### DIRECTIONS FOR THIS TASK:
Determine how many lines of the records include "panel", and answer with the number alone.

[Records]
.....

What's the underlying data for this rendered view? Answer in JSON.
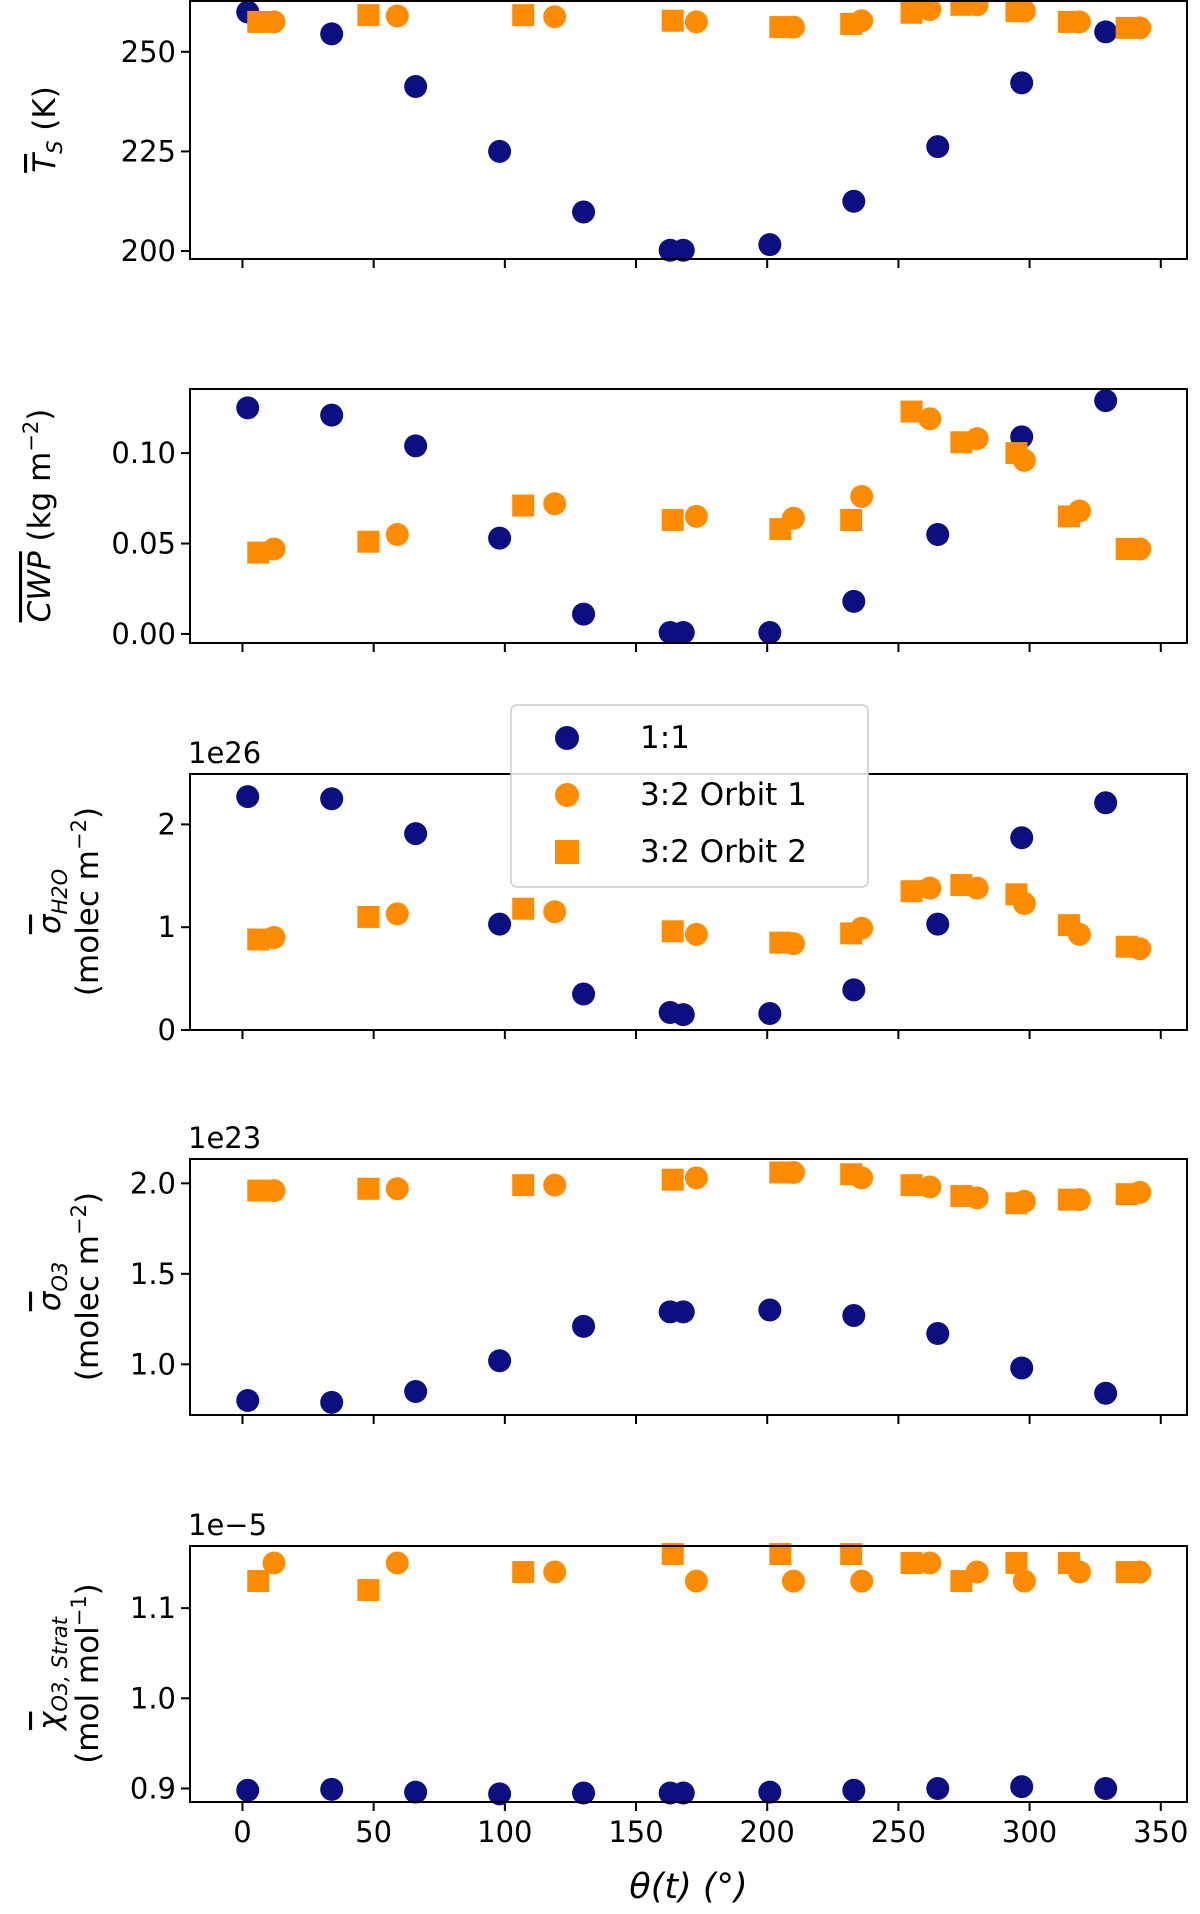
{
  "figure": {
    "colors": {
      "one_to_one": "#0c0f80",
      "three_two": "#ff8c00"
    }
  },
  "legend": {
    "entries": [
      {
        "label": "1:1",
        "marker": "circle",
        "color": "#0c0f80"
      },
      {
        "label": "3:2 Orbit 1",
        "marker": "circle",
        "color": "#ff8c00"
      },
      {
        "label": "3:2 Orbit 2",
        "marker": "square",
        "color": "#ff8c00"
      }
    ]
  },
  "chart_data": [
    {
      "type": "scatter",
      "panel": "ts",
      "ylabel_parts": {
        "symbol": "T",
        "subscript": "S",
        "unit": " (K)"
      },
      "offset_text": "",
      "xlim": [
        -20,
        360
      ],
      "ylim": [
        198,
        263
      ],
      "yticks": [
        200,
        225,
        250
      ],
      "ytick_labels": [
        "200",
        "225",
        "250"
      ],
      "xticks": [
        0,
        50,
        100,
        150,
        200,
        250,
        300,
        350
      ],
      "show_xtick_labels": false,
      "series": [
        {
          "name": "1:1",
          "marker": "circle",
          "x": [
            2,
            34,
            66,
            98,
            130,
            163,
            168,
            201,
            233,
            265,
            297,
            329
          ],
          "y": [
            260,
            254.5,
            241.3,
            225,
            209.8,
            200.2,
            200.2,
            201.6,
            212.5,
            226.2,
            242.2,
            255
          ]
        },
        {
          "name": "3:2 Orbit 1",
          "marker": "circle",
          "x": [
            12,
            59,
            119,
            173,
            210,
            236,
            262,
            280,
            298,
            319,
            342
          ],
          "y": [
            257.5,
            259,
            258.8,
            257.5,
            256.2,
            257.8,
            260.6,
            261.8,
            260.2,
            257.5,
            256
          ]
        },
        {
          "name": "3:2 Orbit 2",
          "marker": "square",
          "x": [
            6,
            48,
            107,
            164,
            205,
            232,
            255,
            274,
            295,
            315,
            337
          ],
          "y": [
            257.5,
            259.2,
            259.2,
            257.8,
            256.2,
            257,
            259.8,
            261.8,
            260.2,
            257.5,
            256
          ]
        }
      ]
    },
    {
      "type": "scatter",
      "panel": "cwp",
      "ylabel_parts": {
        "symbol": "CWP",
        "unit": " (kg m",
        "superscript": "−2",
        "close": ")"
      },
      "offset_text": "",
      "xlim": [
        -20,
        360
      ],
      "ylim": [
        -0.005,
        0.136
      ],
      "yticks": [
        0.0,
        0.05,
        0.1
      ],
      "ytick_labels": [
        "0.00",
        "0.05",
        "0.10"
      ],
      "xticks": [
        0,
        50,
        100,
        150,
        200,
        250,
        300,
        350
      ],
      "show_xtick_labels": false,
      "series": [
        {
          "name": "1:1",
          "marker": "circle",
          "x": [
            2,
            34,
            66,
            98,
            130,
            163,
            168,
            201,
            233,
            265,
            297,
            329
          ],
          "y": [
            0.125,
            0.121,
            0.104,
            0.053,
            0.011,
            0.0008,
            0.0008,
            0.0008,
            0.018,
            0.055,
            0.109,
            0.129
          ]
        },
        {
          "name": "3:2 Orbit 1",
          "marker": "circle",
          "x": [
            12,
            59,
            119,
            173,
            210,
            236,
            262,
            280,
            298,
            319,
            342
          ],
          "y": [
            0.047,
            0.055,
            0.072,
            0.065,
            0.064,
            0.076,
            0.119,
            0.108,
            0.096,
            0.068,
            0.047
          ]
        },
        {
          "name": "3:2 Orbit 2",
          "marker": "square",
          "x": [
            6,
            48,
            107,
            164,
            205,
            232,
            255,
            274,
            295,
            315,
            337
          ],
          "y": [
            0.045,
            0.051,
            0.071,
            0.063,
            0.058,
            0.063,
            0.123,
            0.106,
            0.1,
            0.065,
            0.047
          ]
        }
      ]
    },
    {
      "type": "scatter",
      "panel": "h2o",
      "ylabel_parts": {
        "symbol": "σ",
        "subscript": "H2O",
        "line2": "(molec m",
        "superscript": "−2",
        "close": ")"
      },
      "offset_text": "1e26",
      "xlim": [
        -20,
        360
      ],
      "ylim": [
        0,
        2.5
      ],
      "yticks": [
        0,
        1,
        2
      ],
      "ytick_labels": [
        "0",
        "1",
        "2"
      ],
      "xticks": [
        0,
        50,
        100,
        150,
        200,
        250,
        300,
        350
      ],
      "show_xtick_labels": false,
      "series": [
        {
          "name": "1:1",
          "marker": "circle",
          "x": [
            2,
            34,
            66,
            98,
            130,
            163,
            168,
            201,
            233,
            265,
            297,
            329
          ],
          "y": [
            2.27,
            2.25,
            1.91,
            1.03,
            0.35,
            0.17,
            0.15,
            0.16,
            0.39,
            1.03,
            1.87,
            2.21
          ]
        },
        {
          "name": "3:2 Orbit 1",
          "marker": "circle",
          "x": [
            12,
            59,
            119,
            173,
            210,
            236,
            262,
            280,
            298,
            319,
            342
          ],
          "y": [
            0.9,
            1.13,
            1.15,
            0.93,
            0.84,
            0.99,
            1.38,
            1.38,
            1.23,
            0.93,
            0.79
          ]
        },
        {
          "name": "3:2 Orbit 2",
          "marker": "square",
          "x": [
            6,
            48,
            107,
            164,
            205,
            232,
            255,
            274,
            295,
            315,
            337
          ],
          "y": [
            0.88,
            1.1,
            1.18,
            0.96,
            0.85,
            0.94,
            1.35,
            1.41,
            1.32,
            1.02,
            0.81
          ]
        }
      ]
    },
    {
      "type": "scatter",
      "panel": "o3",
      "ylabel_parts": {
        "symbol": "σ",
        "subscript": "O3",
        "line2": "(molec m",
        "superscript": "−2",
        "close": ")"
      },
      "offset_text": "1e23",
      "xlim": [
        -20,
        360
      ],
      "ylim": [
        0.72,
        2.14
      ],
      "yticks": [
        1.0,
        1.5,
        2.0
      ],
      "ytick_labels": [
        "1.0",
        "1.5",
        "2.0"
      ],
      "xticks": [
        0,
        50,
        100,
        150,
        200,
        250,
        300,
        350
      ],
      "show_xtick_labels": false,
      "series": [
        {
          "name": "1:1",
          "marker": "circle",
          "x": [
            2,
            34,
            66,
            98,
            130,
            163,
            168,
            201,
            233,
            265,
            297,
            329
          ],
          "y": [
            0.8,
            0.79,
            0.85,
            1.02,
            1.21,
            1.29,
            1.29,
            1.3,
            1.27,
            1.17,
            0.98,
            0.84
          ]
        },
        {
          "name": "3:2 Orbit 1",
          "marker": "circle",
          "x": [
            12,
            59,
            119,
            173,
            210,
            236,
            262,
            280,
            298,
            319,
            342
          ],
          "y": [
            1.96,
            1.97,
            1.99,
            2.03,
            2.06,
            2.03,
            1.98,
            1.92,
            1.9,
            1.91,
            1.95
          ]
        },
        {
          "name": "3:2 Orbit 2",
          "marker": "square",
          "x": [
            6,
            48,
            107,
            164,
            205,
            232,
            255,
            274,
            295,
            315,
            337
          ],
          "y": [
            1.96,
            1.97,
            1.99,
            2.02,
            2.06,
            2.05,
            1.99,
            1.93,
            1.89,
            1.91,
            1.94
          ]
        }
      ]
    },
    {
      "type": "scatter",
      "panel": "xo3",
      "ylabel_parts": {
        "symbol": "χ",
        "subscript": "O3, Strat",
        "line2": "(mol mol",
        "superscript": "−1",
        "close": ")"
      },
      "offset_text": "1e−5",
      "xlim": [
        -20,
        360
      ],
      "ylim": [
        0.885,
        1.17
      ],
      "yticks": [
        0.9,
        1.0,
        1.1
      ],
      "ytick_labels": [
        "0.9",
        "1.0",
        "1.1"
      ],
      "xticks": [
        0,
        50,
        100,
        150,
        200,
        250,
        300,
        350
      ],
      "xtick_labels": [
        "0",
        "50",
        "100",
        "150",
        "200",
        "250",
        "300",
        "350"
      ],
      "show_xtick_labels": true,
      "xlabel": "θ(t) (°)",
      "series": [
        {
          "name": "1:1",
          "marker": "circle",
          "x": [
            2,
            34,
            66,
            98,
            130,
            163,
            168,
            201,
            233,
            265,
            297,
            329
          ],
          "y": [
            0.898,
            0.899,
            0.896,
            0.894,
            0.895,
            0.895,
            0.895,
            0.896,
            0.898,
            0.9,
            0.902,
            0.9
          ]
        },
        {
          "name": "3:2 Orbit 1",
          "marker": "circle",
          "x": [
            12,
            59,
            119,
            173,
            210,
            236,
            262,
            280,
            298,
            319,
            342
          ],
          "y": [
            1.15,
            1.15,
            1.14,
            1.13,
            1.13,
            1.13,
            1.15,
            1.14,
            1.13,
            1.14,
            1.14
          ]
        },
        {
          "name": "3:2 Orbit 2",
          "marker": "square",
          "x": [
            6,
            48,
            107,
            164,
            205,
            232,
            255,
            274,
            295,
            315,
            337
          ],
          "y": [
            1.13,
            1.12,
            1.14,
            1.16,
            1.16,
            1.16,
            1.15,
            1.13,
            1.15,
            1.15,
            1.14
          ]
        }
      ]
    }
  ]
}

.....

### EXPECTED ANSWER:
5